■ Task details
Reproduce verbatim the lines between the line containing "participant-tile[interactable]: Mariana D..." and the line containing "copilot-icon[interactable]: [80, 545, 100, 565]", inclusive, and output nothing else.

━━━━━ Recorded data ━━━━━

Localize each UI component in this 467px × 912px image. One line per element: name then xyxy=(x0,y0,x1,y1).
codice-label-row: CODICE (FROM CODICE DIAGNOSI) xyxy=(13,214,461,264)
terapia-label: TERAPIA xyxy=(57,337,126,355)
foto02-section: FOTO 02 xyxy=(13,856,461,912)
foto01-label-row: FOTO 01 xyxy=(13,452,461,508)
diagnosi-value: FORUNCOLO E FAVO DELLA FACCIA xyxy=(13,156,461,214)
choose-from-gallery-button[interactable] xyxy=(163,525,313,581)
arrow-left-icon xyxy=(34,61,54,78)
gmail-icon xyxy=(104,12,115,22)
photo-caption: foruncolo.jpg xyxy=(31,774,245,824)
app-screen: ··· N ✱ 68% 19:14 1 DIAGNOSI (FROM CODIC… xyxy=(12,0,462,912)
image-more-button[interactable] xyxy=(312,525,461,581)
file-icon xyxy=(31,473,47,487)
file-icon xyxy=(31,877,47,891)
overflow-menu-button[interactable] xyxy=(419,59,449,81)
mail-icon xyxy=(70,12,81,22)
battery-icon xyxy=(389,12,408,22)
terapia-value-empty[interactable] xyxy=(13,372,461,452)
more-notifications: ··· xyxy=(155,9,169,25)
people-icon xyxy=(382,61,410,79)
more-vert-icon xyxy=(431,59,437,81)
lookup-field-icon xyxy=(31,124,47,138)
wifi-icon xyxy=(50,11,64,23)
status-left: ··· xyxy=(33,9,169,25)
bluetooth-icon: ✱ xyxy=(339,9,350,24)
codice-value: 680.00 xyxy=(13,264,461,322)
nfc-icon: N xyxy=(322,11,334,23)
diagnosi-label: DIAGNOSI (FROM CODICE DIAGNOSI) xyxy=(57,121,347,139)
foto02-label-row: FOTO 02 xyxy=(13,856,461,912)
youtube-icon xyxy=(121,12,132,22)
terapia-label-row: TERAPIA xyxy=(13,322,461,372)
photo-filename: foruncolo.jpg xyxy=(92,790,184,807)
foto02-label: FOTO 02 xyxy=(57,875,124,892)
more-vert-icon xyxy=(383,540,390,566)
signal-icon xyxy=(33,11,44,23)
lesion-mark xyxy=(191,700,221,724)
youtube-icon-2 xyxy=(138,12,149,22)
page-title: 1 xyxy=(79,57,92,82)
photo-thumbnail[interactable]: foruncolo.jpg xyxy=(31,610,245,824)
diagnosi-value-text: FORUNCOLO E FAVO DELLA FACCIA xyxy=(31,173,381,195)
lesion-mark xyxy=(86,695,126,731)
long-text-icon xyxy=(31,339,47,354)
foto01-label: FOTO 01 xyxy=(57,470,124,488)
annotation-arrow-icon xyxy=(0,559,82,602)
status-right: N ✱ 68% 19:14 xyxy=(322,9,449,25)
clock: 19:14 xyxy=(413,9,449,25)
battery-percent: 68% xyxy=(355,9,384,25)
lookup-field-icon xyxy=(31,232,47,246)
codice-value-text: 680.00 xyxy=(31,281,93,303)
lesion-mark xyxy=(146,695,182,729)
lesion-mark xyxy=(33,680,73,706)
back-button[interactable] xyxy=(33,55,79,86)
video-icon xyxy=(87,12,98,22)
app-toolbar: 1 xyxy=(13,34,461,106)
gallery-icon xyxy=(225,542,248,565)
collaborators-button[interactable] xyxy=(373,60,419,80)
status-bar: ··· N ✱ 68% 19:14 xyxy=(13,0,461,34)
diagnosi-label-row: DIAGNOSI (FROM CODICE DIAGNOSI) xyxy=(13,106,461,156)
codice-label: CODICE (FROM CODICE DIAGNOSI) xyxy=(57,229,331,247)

━━━━━
━━━━━ Recorded data ━━━━━

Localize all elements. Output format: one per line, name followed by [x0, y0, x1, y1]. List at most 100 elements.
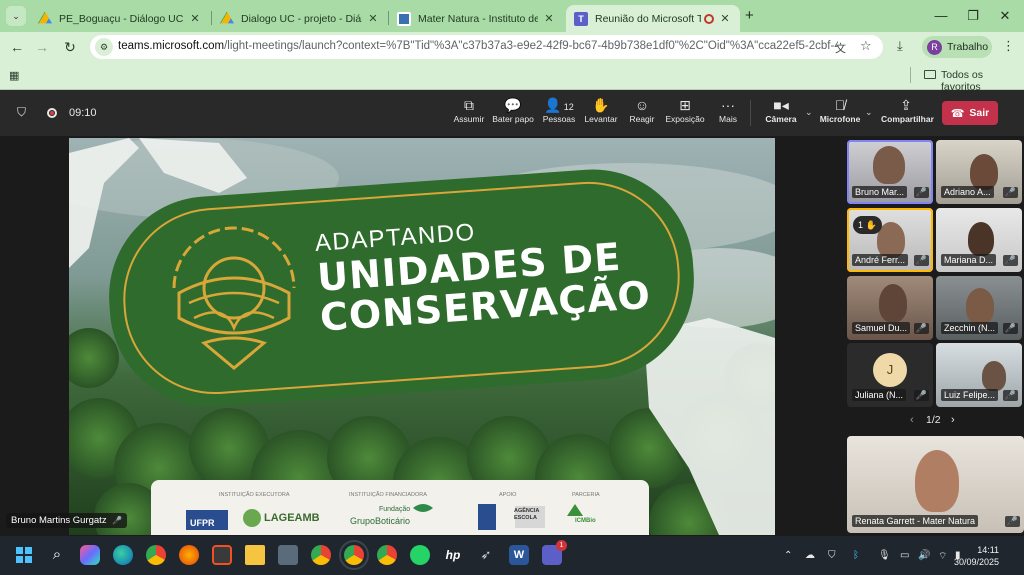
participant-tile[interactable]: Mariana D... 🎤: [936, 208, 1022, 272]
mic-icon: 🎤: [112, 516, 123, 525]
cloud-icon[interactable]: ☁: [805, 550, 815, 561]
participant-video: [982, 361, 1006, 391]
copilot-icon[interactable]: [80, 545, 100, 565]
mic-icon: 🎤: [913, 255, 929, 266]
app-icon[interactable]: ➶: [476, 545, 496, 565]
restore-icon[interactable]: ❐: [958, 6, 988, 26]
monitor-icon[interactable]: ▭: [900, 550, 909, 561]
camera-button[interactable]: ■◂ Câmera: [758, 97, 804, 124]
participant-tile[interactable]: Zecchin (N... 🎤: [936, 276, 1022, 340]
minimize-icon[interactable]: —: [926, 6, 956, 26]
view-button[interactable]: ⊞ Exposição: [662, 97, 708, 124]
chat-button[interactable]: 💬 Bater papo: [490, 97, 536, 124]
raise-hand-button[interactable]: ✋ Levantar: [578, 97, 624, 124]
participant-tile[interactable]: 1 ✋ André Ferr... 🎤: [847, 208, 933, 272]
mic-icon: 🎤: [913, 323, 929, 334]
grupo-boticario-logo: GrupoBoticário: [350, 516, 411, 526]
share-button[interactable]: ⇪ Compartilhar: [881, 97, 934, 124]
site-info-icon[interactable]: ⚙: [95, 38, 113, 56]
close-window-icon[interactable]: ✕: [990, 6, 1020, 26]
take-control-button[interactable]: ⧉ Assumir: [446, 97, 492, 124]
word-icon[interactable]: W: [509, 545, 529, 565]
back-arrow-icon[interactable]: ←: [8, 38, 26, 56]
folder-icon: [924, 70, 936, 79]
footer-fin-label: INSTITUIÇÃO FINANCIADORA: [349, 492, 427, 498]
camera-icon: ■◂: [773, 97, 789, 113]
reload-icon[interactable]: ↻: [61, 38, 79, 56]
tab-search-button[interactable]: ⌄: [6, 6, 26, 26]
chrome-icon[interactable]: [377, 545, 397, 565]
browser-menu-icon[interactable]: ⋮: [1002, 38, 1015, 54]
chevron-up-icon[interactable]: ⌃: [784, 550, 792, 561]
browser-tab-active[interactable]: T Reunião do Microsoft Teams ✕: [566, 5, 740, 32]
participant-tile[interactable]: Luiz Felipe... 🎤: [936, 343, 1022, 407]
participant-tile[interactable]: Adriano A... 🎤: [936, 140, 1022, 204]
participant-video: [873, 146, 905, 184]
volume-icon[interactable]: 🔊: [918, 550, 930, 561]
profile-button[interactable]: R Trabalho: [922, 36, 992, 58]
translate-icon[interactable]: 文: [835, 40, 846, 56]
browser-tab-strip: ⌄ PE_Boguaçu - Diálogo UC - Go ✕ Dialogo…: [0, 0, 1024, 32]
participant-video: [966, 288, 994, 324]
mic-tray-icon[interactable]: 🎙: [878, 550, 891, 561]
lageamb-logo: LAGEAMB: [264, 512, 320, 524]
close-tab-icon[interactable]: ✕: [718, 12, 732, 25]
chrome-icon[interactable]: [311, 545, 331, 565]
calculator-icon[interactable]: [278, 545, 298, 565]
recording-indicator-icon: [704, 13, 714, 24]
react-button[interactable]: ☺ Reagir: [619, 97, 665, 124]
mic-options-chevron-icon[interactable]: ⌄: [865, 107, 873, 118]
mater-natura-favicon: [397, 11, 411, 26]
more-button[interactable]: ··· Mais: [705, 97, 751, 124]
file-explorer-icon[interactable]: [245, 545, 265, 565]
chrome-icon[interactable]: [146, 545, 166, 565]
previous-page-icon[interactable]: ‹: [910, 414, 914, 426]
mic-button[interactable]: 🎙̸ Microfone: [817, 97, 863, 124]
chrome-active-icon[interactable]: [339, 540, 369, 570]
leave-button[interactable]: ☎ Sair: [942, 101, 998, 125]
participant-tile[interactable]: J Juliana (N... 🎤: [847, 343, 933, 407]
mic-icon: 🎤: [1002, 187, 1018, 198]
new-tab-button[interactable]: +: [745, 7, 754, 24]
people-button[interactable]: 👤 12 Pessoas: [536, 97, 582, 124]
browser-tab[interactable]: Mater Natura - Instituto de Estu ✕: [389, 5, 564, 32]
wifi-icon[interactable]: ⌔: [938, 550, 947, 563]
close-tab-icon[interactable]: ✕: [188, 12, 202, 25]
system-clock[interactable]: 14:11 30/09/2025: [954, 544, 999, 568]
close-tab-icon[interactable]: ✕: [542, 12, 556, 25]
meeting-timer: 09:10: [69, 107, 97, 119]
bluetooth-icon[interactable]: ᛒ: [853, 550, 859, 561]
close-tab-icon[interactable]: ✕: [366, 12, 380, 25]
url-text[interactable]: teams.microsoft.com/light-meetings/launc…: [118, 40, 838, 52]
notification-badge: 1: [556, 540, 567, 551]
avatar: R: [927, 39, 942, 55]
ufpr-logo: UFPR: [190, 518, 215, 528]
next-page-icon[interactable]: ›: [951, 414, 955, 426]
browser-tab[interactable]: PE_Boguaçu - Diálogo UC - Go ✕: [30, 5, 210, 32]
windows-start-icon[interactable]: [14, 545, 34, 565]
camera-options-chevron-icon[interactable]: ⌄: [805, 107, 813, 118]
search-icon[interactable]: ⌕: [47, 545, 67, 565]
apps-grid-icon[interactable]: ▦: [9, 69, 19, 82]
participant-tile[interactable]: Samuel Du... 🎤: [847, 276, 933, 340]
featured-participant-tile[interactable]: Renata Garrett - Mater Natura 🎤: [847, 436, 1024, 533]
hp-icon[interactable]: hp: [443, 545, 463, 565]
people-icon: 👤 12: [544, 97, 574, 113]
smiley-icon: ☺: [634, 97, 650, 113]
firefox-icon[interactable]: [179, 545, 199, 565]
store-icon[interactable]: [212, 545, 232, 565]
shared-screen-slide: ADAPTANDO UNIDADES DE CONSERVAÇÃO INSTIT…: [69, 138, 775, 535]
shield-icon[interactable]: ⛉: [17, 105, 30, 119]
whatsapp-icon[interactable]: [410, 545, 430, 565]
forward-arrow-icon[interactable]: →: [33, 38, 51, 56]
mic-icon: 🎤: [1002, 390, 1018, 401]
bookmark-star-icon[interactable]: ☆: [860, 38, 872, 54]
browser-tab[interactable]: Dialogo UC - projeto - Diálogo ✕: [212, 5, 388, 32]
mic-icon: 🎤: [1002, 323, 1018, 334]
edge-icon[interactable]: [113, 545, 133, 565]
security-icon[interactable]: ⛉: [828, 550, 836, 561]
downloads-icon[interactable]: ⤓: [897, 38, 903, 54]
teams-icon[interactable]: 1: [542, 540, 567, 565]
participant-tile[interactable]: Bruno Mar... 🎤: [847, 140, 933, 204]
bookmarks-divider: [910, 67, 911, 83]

━━━━━

■ Result of the exercise
participant-tile[interactable]: Mariana D... 🎤: [936, 208, 1022, 272]
mic-icon: 🎤: [112, 516, 123, 525]
cloud-icon[interactable]: ☁: [805, 550, 815, 561]
participant-video: [982, 361, 1006, 391]
copilot-icon[interactable]: [80, 545, 100, 565]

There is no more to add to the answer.